▸ **TASK STATEMENT**
Reproduce every entry exactly.

--- BEGIN DATASET CONTENT ---

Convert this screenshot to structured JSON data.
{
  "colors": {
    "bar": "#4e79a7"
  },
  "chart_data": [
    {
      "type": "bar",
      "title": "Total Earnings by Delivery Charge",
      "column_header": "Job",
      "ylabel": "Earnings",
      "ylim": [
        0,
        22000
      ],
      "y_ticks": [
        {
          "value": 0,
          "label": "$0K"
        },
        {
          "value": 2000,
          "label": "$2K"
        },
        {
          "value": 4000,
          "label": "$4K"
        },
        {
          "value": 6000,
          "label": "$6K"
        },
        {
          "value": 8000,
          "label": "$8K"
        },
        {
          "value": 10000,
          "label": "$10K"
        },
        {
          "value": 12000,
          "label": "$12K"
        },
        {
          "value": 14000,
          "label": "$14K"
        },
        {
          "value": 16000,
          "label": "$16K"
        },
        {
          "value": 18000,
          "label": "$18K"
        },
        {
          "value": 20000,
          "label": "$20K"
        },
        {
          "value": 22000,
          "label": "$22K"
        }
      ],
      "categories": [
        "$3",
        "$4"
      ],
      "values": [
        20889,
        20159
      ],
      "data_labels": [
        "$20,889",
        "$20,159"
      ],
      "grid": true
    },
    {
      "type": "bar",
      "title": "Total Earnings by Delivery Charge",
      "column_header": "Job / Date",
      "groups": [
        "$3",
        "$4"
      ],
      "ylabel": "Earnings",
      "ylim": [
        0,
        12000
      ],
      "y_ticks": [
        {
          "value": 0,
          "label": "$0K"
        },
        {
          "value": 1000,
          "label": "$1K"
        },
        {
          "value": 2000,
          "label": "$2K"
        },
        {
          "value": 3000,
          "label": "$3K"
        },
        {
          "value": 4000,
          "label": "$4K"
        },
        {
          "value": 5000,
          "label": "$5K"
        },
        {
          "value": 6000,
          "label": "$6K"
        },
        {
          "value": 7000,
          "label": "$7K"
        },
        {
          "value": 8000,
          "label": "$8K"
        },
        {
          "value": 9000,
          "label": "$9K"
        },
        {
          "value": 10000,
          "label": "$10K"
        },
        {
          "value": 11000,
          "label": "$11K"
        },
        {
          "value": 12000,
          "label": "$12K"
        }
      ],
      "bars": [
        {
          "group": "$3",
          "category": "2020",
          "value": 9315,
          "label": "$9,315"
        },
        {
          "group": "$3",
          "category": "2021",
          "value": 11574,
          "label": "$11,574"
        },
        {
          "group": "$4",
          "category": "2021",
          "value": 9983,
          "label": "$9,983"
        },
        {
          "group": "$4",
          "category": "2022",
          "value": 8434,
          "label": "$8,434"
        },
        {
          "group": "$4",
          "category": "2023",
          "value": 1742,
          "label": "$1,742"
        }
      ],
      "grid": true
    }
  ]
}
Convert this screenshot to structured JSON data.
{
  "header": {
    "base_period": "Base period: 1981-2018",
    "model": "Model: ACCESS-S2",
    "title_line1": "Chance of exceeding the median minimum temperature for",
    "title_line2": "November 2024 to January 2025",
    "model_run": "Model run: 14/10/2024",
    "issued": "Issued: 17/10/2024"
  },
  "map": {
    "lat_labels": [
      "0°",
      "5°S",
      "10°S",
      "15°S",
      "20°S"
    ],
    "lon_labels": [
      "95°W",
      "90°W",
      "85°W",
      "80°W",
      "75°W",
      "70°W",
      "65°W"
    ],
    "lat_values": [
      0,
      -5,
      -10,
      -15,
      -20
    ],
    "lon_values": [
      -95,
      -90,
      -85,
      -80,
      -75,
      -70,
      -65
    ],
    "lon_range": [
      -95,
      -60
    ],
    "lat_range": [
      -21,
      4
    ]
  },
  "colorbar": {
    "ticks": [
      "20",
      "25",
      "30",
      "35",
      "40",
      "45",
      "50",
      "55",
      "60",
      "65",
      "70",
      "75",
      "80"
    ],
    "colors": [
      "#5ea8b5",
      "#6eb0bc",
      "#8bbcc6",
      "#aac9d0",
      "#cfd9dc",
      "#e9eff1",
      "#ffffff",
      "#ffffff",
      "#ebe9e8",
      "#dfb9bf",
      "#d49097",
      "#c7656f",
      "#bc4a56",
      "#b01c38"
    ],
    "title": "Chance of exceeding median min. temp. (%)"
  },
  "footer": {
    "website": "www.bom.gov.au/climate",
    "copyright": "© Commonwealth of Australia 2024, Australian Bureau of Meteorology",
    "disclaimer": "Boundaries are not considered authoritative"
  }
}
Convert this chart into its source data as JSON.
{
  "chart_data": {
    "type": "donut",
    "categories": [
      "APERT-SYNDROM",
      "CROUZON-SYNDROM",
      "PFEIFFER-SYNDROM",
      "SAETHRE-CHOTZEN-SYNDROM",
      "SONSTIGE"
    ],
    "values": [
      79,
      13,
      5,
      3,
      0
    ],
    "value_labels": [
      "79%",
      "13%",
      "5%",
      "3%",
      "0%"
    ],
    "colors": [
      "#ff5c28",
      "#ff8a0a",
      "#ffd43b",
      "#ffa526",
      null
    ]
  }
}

--- END DATASET CONTENT ---

▸ **FINISHED ANSWER**
Convert this screenshot to structured JSON data.
{
  "colors": {
    "bar": "#4e79a7"
  },
  "chart_data": [
    {
      "type": "bar",
      "title": "Total Earnings by Delivery Charge",
      "column_header": "Job",
      "ylabel": "Earnings",
      "ylim": [
        0,
        22000
      ],
      "y_ticks": [
        {
          "value": 0,
          "label": "$0K"
        },
        {
          "value": 2000,
          "label": "$2K"
        },
        {
          "value": 4000,
          "label": "$4K"
        },
        {
          "value": 6000,
          "label": "$6K"
        },
        {
          "value": 8000,
          "label": "$8K"
        },
        {
          "value": 10000,
          "label": "$10K"
        },
        {
          "value": 12000,
          "label": "$12K"
        },
        {
          "value": 14000,
          "label": "$14K"
        },
        {
          "value": 16000,
          "label": "$16K"
        },
        {
          "value": 18000,
          "label": "$18K"
        },
        {
          "value": 20000,
          "label": "$20K"
        },
        {
          "value": 22000,
          "label": "$22K"
        }
      ],
      "categories": [
        "$3",
        "$4"
      ],
      "values": [
        20889,
        20159
      ],
      "data_labels": [
        "$20,889",
        "$20,159"
      ],
      "grid": true
    },
    {
      "type": "bar",
      "title": "Total Earnings by Delivery Charge",
      "column_header": "Job / Date",
      "groups": [
        "$3",
        "$4"
      ],
      "ylabel": "Earnings",
      "ylim": [
        0,
        12000
      ],
      "y_ticks": [
        {
          "value": 0,
          "label": "$0K"
        },
        {
          "value": 1000,
          "label": "$1K"
        },
        {
          "value": 2000,
          "label": "$2K"
        },
        {
          "value": 3000,
          "label": "$3K"
        },
        {
          "value": 4000,
          "label": "$4K"
        },
        {
          "value": 5000,
          "label": "$5K"
        },
        {
          "value": 6000,
          "label": "$6K"
        },
        {
          "value": 7000,
          "label": "$7K"
        },
        {
          "value": 8000,
          "label": "$8K"
        },
        {
          "value": 9000,
          "label": "$9K"
        },
        {
          "value": 10000,
          "label": "$10K"
        },
        {
          "value": 11000,
          "label": "$11K"
        },
        {
          "value": 12000,
          "label": "$12K"
        }
      ],
      "bars": [
        {
          "group": "$3",
          "category": "2020",
          "value": 9315,
          "label": "$9,315"
        },
        {
          "group": "$3",
          "category": "2021",
          "value": 11574,
          "label": "$11,574"
        },
        {
          "group": "$4",
          "category": "2021",
          "value": 9983,
          "label": "$9,983"
        },
        {
          "group": "$4",
          "category": "2022",
          "value": 8434,
          "label": "$8,434"
        },
        {
          "group": "$4",
          "category": "2023",
          "value": 1742,
          "label": "$1,742"
        }
      ],
      "grid": true
    }
  ]
}
Convert this screenshot to structured JSON data.
{
  "header": {
    "base_period": "Base period: 1981-2018",
    "model": "Model: ACCESS-S2",
    "title_line1": "Chance of exceeding the median minimum temperature for",
    "title_line2": "November 2024 to January 2025",
    "model_run": "Model run: 14/10/2024",
    "issued": "Issued: 17/10/2024"
  },
  "map": {
    "lat_labels": [
      "0°",
      "5°S",
      "10°S",
      "15°S",
      "20°S"
    ],
    "lon_labels": [
      "95°W",
      "90°W",
      "85°W",
      "80°W",
      "75°W",
      "70°W",
      "65°W"
    ],
    "lat_values": [
      0,
      -5,
      -10,
      -15,
      -20
    ],
    "lon_values": [
      -95,
      -90,
      -85,
      -80,
      -75,
      -70,
      -65
    ],
    "lon_range": [
      -95,
      -60
    ],
    "lat_range": [
      -21,
      4
    ]
  },
  "colorbar": {
    "ticks": [
      "20",
      "25",
      "30",
      "35",
      "40",
      "45",
      "50",
      "55",
      "60",
      "65",
      "70",
      "75",
      "80"
    ],
    "colors": [
      "#5ea8b5",
      "#6eb0bc",
      "#8bbcc6",
      "#aac9d0",
      "#cfd9dc",
      "#e9eff1",
      "#ffffff",
      "#ffffff",
      "#ebe9e8",
      "#dfb9bf",
      "#d49097",
      "#c7656f",
      "#bc4a56",
      "#b01c38"
    ],
    "title": "Chance of exceeding median min. temp. (%)"
  },
  "footer": {
    "website": "www.bom.gov.au/climate",
    "copyright": "© Commonwealth of Australia 2024, Australian Bureau of Meteorology",
    "disclaimer": "Boundaries are not considered authoritative"
  }
}
Convert this chart into its source data as JSON.
{
  "chart_data": {
    "type": "donut",
    "categories": [
      "APERT-SYNDROM",
      "CROUZON-SYNDROM",
      "PFEIFFER-SYNDROM",
      "SAETHRE-CHOTZEN-SYNDROM",
      "SONSTIGE"
    ],
    "values": [
      79,
      13,
      5,
      3,
      0
    ],
    "value_labels": [
      "79%",
      "13%",
      "5%",
      "3%",
      "0%"
    ],
    "colors": [
      "#ff5c28",
      "#ff8a0a",
      "#ffd43b",
      "#ffa526",
      null
    ]
  }
}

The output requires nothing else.